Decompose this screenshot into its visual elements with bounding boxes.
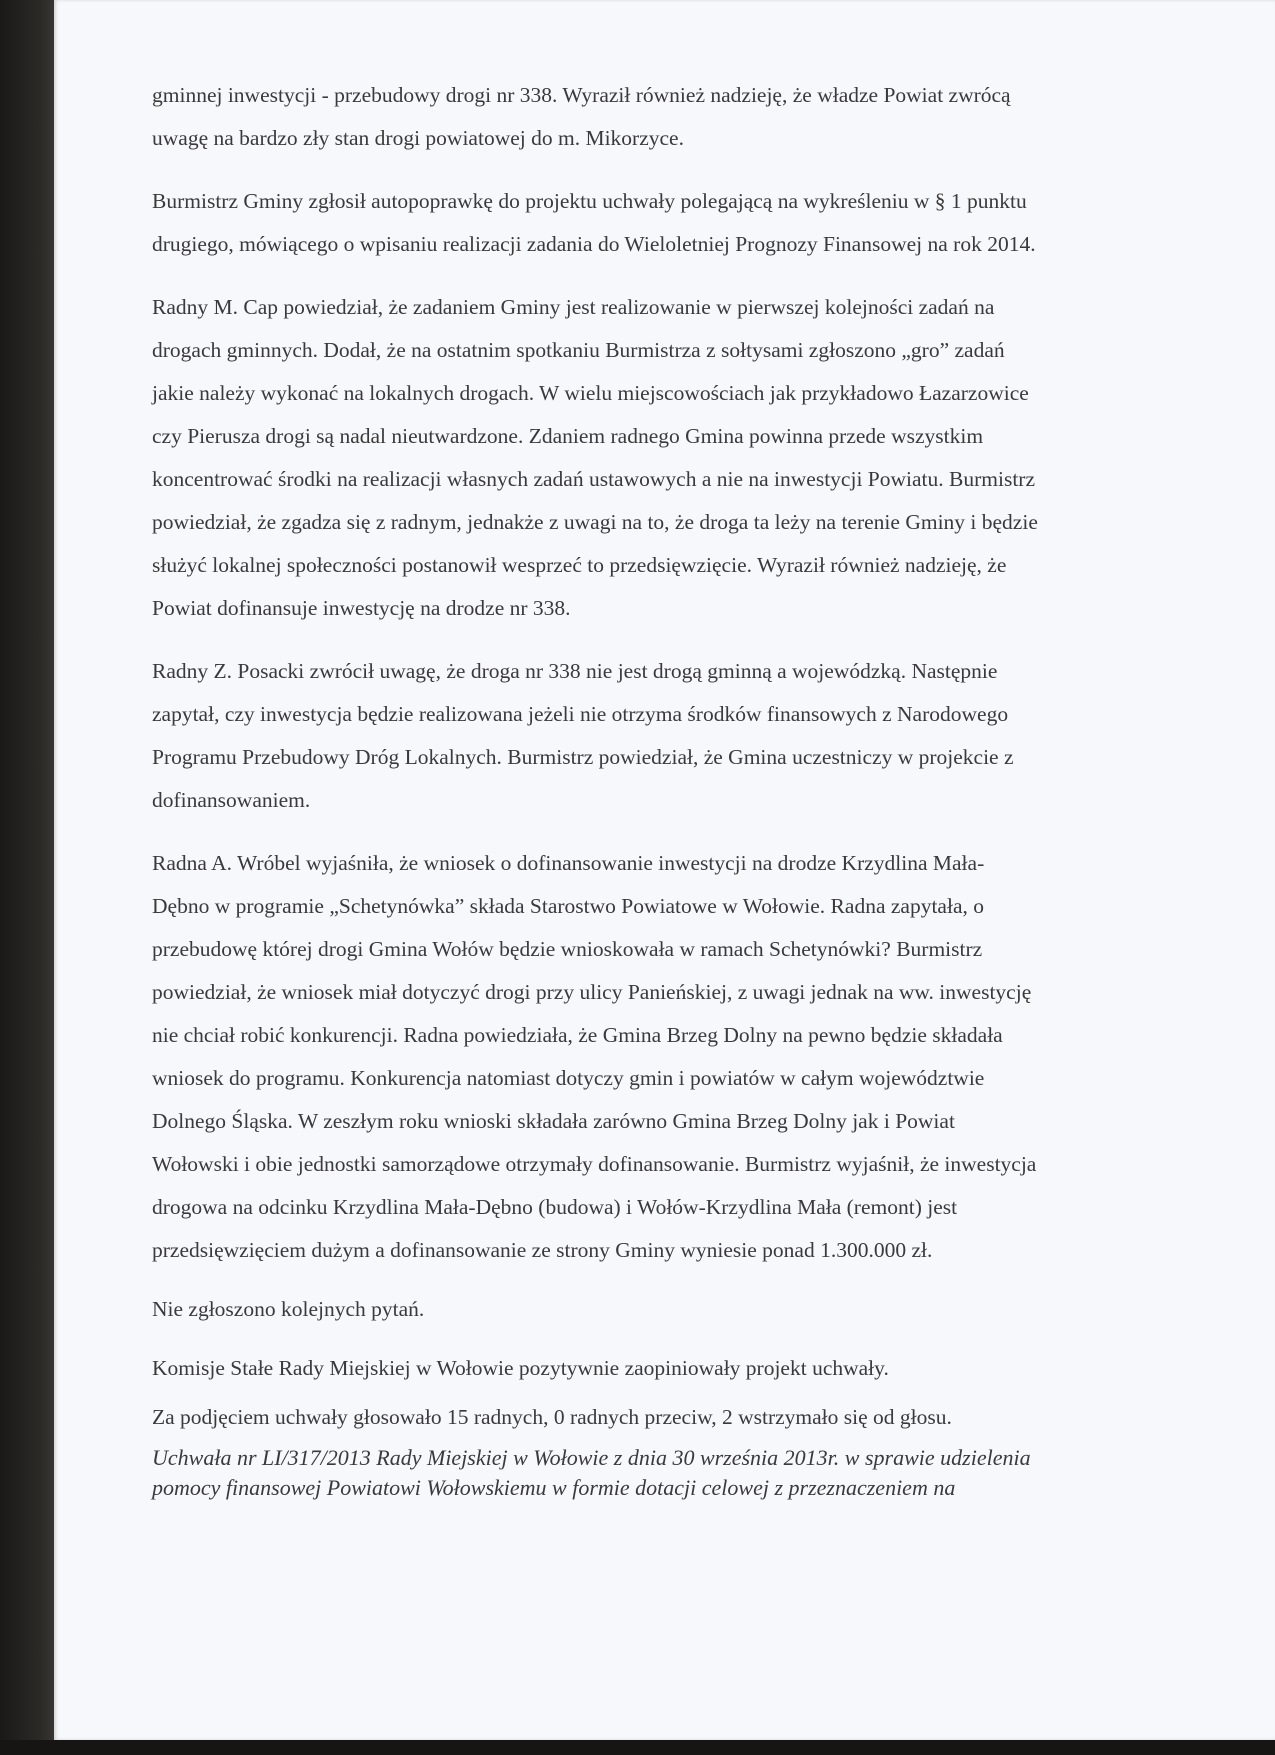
paragraph-radny-cap [152, 286, 1182, 630]
text-line: czy Pierusza drogi są nadal nieutwardzone. Zdaniem radnego Gmina powinna przede wszystkim [152, 424, 984, 448]
text-line: zapytał, czy inwestycja będzie realizowana jeżeli nie otrzyma środków finansowych z Narodowego [152, 702, 1009, 726]
paragraph-autopoprawka [152, 180, 1182, 266]
text-line: nie chciał robić konkurencji. Radna powiedziała, że Gmina Brzeg Dolny na pewno będzie składała [152, 1023, 1003, 1047]
scan-bottom-edge [0, 1740, 1275, 1755]
text-line: powiedział, że zgadza się z radnym, jednakże z uwagi na to, że droga ta leży na terenie Gminy i będzie [152, 510, 1038, 534]
text-line: drugiego, mówiącego o wpisaniu realizacji zadania do Wieloletniej Prognozy Finansowej na rok 2014. [152, 232, 1036, 256]
text-line: gminnej inwestycji - przebudowy drogi nr 338. Wyraził również nadzieję, że władze Powiat zwrócą [152, 83, 1011, 107]
text-line: wniosek do programu. Konkurencja natomiast dotyczy gmin i powiatów w całym województwie [152, 1066, 985, 1090]
text-line: pomocy finansowej Powiatowi Wołowskiemu w formie dotacji celowej z przeznaczeniem na [152, 1475, 956, 1500]
text-line: Nie zgłoszono kolejnych pytań. [152, 1297, 425, 1321]
text-line: służyć lokalnej społeczności postanowił wesprzeć to przedsięwzięcie. Wyraził również nadzieję, że [152, 553, 1007, 577]
text-line: przebudowę której drogi Gmina Wołów będzie wnioskowała w ramach Schetynówki? Burmistrz [152, 937, 983, 961]
text-line: Programu Przebudowy Dróg Lokalnych. Burmistrz powiedział, że Gmina uczestniczy w projekcie z [152, 745, 1014, 769]
paragraph-vote-result [152, 1396, 1182, 1439]
paragraph-resolution-title [152, 1443, 1182, 1503]
text-line: dofinansowaniem. [152, 788, 311, 812]
paragraph-committee-opinion [152, 1347, 1182, 1390]
text-line: uwagę na bardzo zły stan drogi powiatowej do m. Mikorzyce. [152, 126, 684, 150]
text-line: Radna A. Wróbel wyjaśniła, że wniosek o dofinansowanie inwestycji na drodze Krzydlina Mała- [152, 851, 985, 875]
text-line: Uchwała nr LI/317/2013 Rady Miejskiej w Wołowie z dnia 30 września 2013r. w sprawie udzielenia [152, 1445, 1031, 1470]
paragraph-no-questions [152, 1288, 1182, 1331]
paragraph-intro [152, 74, 1182, 160]
text-line: Radny Z. Posacki zwrócił uwagę, że droga nr 338 nie jest drogą gminną a wojewódzką. Następnie [152, 659, 998, 683]
text-line: jakie należy wykonać na lokalnych drogach. W wielu miejscowościach jak przykładowo Łazarzowice [152, 381, 1029, 405]
text-line: Za podjęciem uchwały głosowało 15 radnych, 0 radnych przeciw, 2 wstrzymało się od głosu. [152, 1405, 952, 1429]
text-line: koncentrować środki na realizacji własnych zadań ustawowych a nie na inwestycji Powiatu. Burmistrz [152, 467, 1036, 491]
document-body [152, 74, 1182, 1503]
text-line: powiedział, że wniosek miał dotyczyć drogi przy ulicy Panieńskiej, z uwagi jednak na ww. inwestycję [152, 980, 1032, 1004]
text-line: drogowa na odcinku Krzydlina Mała-Dębno (budowa) i Wołów-Krzydlina Mała (remont) jest [152, 1195, 958, 1219]
scan-left-edge [0, 0, 58, 1755]
paragraph-radny-posacki [152, 650, 1182, 822]
text-line: Radny M. Cap powiedział, że zadaniem Gminy jest realizowanie w pierwszej kolejności zadań na [152, 295, 995, 319]
text-line: Wołowski i obie jednostki samorządowe otrzymały dofinansowanie. Burmistrz wyjaśnił, że inwestycja [152, 1152, 1037, 1176]
text-line: drogach gminnych. Dodał, że na ostatnim spotkaniu Burmistrza z sołtysami zgłoszono „gro” zadań [152, 338, 1005, 362]
paragraph-radna-wrobel [152, 842, 1182, 1272]
text-line: Komisje Stałe Rady Miejskiej w Wołowie pozytywnie zaopiniowały projekt uchwały. [152, 1356, 889, 1380]
text-line: przedsięwzięciem dużym a dofinansowanie ze strony Gminy wyniesie ponad 1.300.000 zł. [152, 1238, 933, 1262]
text-line: Powiat dofinansuje inwestycję na drodze nr 338. [152, 596, 571, 620]
text-line: Dębno w programie „Schetynówka” składa Starostwo Powiatowe w Wołowie. Radna zapytała, o [152, 894, 984, 918]
text-line: Burmistrz Gminy zgłosił autopoprawkę do projektu uchwały polegającą na wykreśleniu w § 1 punktu [152, 189, 1027, 213]
text-line: Dolnego Śląska. W zeszłym roku wnioski składała zarówno Gmina Brzeg Dolny jak i Powiat [152, 1109, 955, 1133]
___
• Given task:
Could you rewrite all the records above, swapping every "Wołowie" for "Wolowie" and changing nothing else? Leave the pictures out of your answer.

• The solution:
Decompose this screenshot into its visual elements with bounding boxes.
paragraph-radny-cap [152, 286, 1182, 630]
text-line: czy Pierusza drogi są nadal nieutwardzone. Zdaniem radnego Gmina powinna przede wszystkim [152, 424, 984, 448]
text-line: zapytał, czy inwestycja będzie realizowana jeżeli nie otrzyma środków finansowych z Narodowego [152, 702, 1009, 726]
paragraph-autopoprawka [152, 180, 1182, 266]
text-line: nie chciał robić konkurencji. Radna powiedziała, że Gmina Brzeg Dolny na pewno będzie składała [152, 1023, 1003, 1047]
scan-bottom-edge [0, 1740, 1275, 1755]
text-line: powiedział, że zgadza się z radnym, jednakże z uwagi na to, że droga ta leży na terenie Gminy i będzie [152, 510, 1038, 534]
text-line: drugiego, mówiącego o wpisaniu realizacji zadania do Wieloletniej Prognozy Finansowej na rok 2014. [152, 232, 1036, 256]
text-line: gminnej inwestycji - przebudowy drogi nr 338. Wyraził również nadzieję, że władze Powiat zwrócą [152, 83, 1011, 107]
text-line: wniosek do programu. Konkurencja natomiast dotyczy gmin i powiatów w całym województwie [152, 1066, 985, 1090]
text-line: pomocy finansowej Powiatowi Wołowskiemu w formie dotacji celowej z przeznaczeniem na [152, 1475, 956, 1500]
text-line: Nie zgłoszono kolejnych pytań. [152, 1297, 425, 1321]
text-line: służyć lokalnej społeczności postanowił wesprzeć to przedsięwzięcie. Wyraził również nadzieję, że [152, 553, 1007, 577]
text-line: przebudowę której drogi Gmina Wołów będzie wnioskowała w ramach Schetynówki? Burmistrz [152, 937, 983, 961]
text-line: Programu Przebudowy Dróg Lokalnych. Burmistrz powiedział, że Gmina uczestniczy w projekcie z [152, 745, 1014, 769]
paragraph-vote-result [152, 1396, 1182, 1439]
paragraph-resolution-title [152, 1443, 1182, 1503]
text-line: dofinansowaniem. [152, 788, 311, 812]
paragraph-committee-opinion [152, 1347, 1182, 1390]
text-line: uwagę na bardzo zły stan drogi powiatowej do m. Mikorzyce. [152, 126, 684, 150]
text-line: Radna A. Wróbel wyjaśniła, że wniosek o dofinansowanie inwestycji na drodze Krzydlina Mała- [152, 851, 985, 875]
text-line: Uchwała nr LI/317/2013 Rady Miejskiej w Wolowie z dnia 30 września 2013r. w sprawie udzielenia [152, 1445, 1031, 1470]
paragraph-no-questions [152, 1288, 1182, 1331]
paragraph-intro [152, 74, 1182, 160]
text-line: Radny Z. Posacki zwrócił uwagę, że droga nr 338 nie jest drogą gminną a wojewódzką. Następnie [152, 659, 998, 683]
text-line: jakie należy wykonać na lokalnych drogach. W wielu miejscowościach jak przykładowo Łazarzowice [152, 381, 1029, 405]
text-line: Za podjęciem uchwały głosowało 15 radnych, 0 radnych przeciw, 2 wstrzymało się od głosu. [152, 1405, 952, 1429]
text-line: koncentrować środki na realizacji własnych zadań ustawowych a nie na inwestycji Powiatu. Burmistrz [152, 467, 1036, 491]
document-body [152, 74, 1182, 1503]
text-line: powiedział, że wniosek miał dotyczyć drogi przy ulicy Panieńskiej, z uwagi jednak na ww. inwestycję [152, 980, 1032, 1004]
text-line: drogowa na odcinku Krzydlina Mała-Dębno (budowa) i Wołów-Krzydlina Mała (remont) jest [152, 1195, 958, 1219]
scan-left-edge [0, 0, 58, 1755]
paragraph-radny-posacki [152, 650, 1182, 822]
text-line: Radny M. Cap powiedział, że zadaniem Gminy jest realizowanie w pierwszej kolejności zadań na [152, 295, 995, 319]
text-line: Wołowski i obie jednostki samorządowe otrzymały dofinansowanie. Burmistrz wyjaśnił, że inwestycja [152, 1152, 1037, 1176]
text-line: drogach gminnych. Dodał, że na ostatnim spotkaniu Burmistrza z sołtysami zgłoszono „gro” zadań [152, 338, 1005, 362]
paragraph-radna-wrobel [152, 842, 1182, 1272]
text-line: Komisje Stałe Rady Miejskiej w Wolowie pozytywnie zaopiniowały projekt uchwały. [152, 1356, 889, 1380]
text-line: przedsięwzięciem dużym a dofinansowanie ze strony Gminy wyniesie ponad 1.300.000 zł. [152, 1238, 933, 1262]
text-line: Powiat dofinansuje inwestycję na drodze nr 338. [152, 596, 571, 620]
text-line: Dębno w programie „Schetynówka” składa Starostwo Powiatowe w Wolowie. Radna zapytała, o [152, 894, 984, 918]
text-line: Burmistrz Gminy zgłosił autopoprawkę do projektu uchwały polegającą na wykreśleniu w § 1 punktu [152, 189, 1027, 213]
text-line: Dolnego Śląska. W zeszłym roku wnioski składała zarówno Gmina Brzeg Dolny jak i Powiat [152, 1109, 955, 1133]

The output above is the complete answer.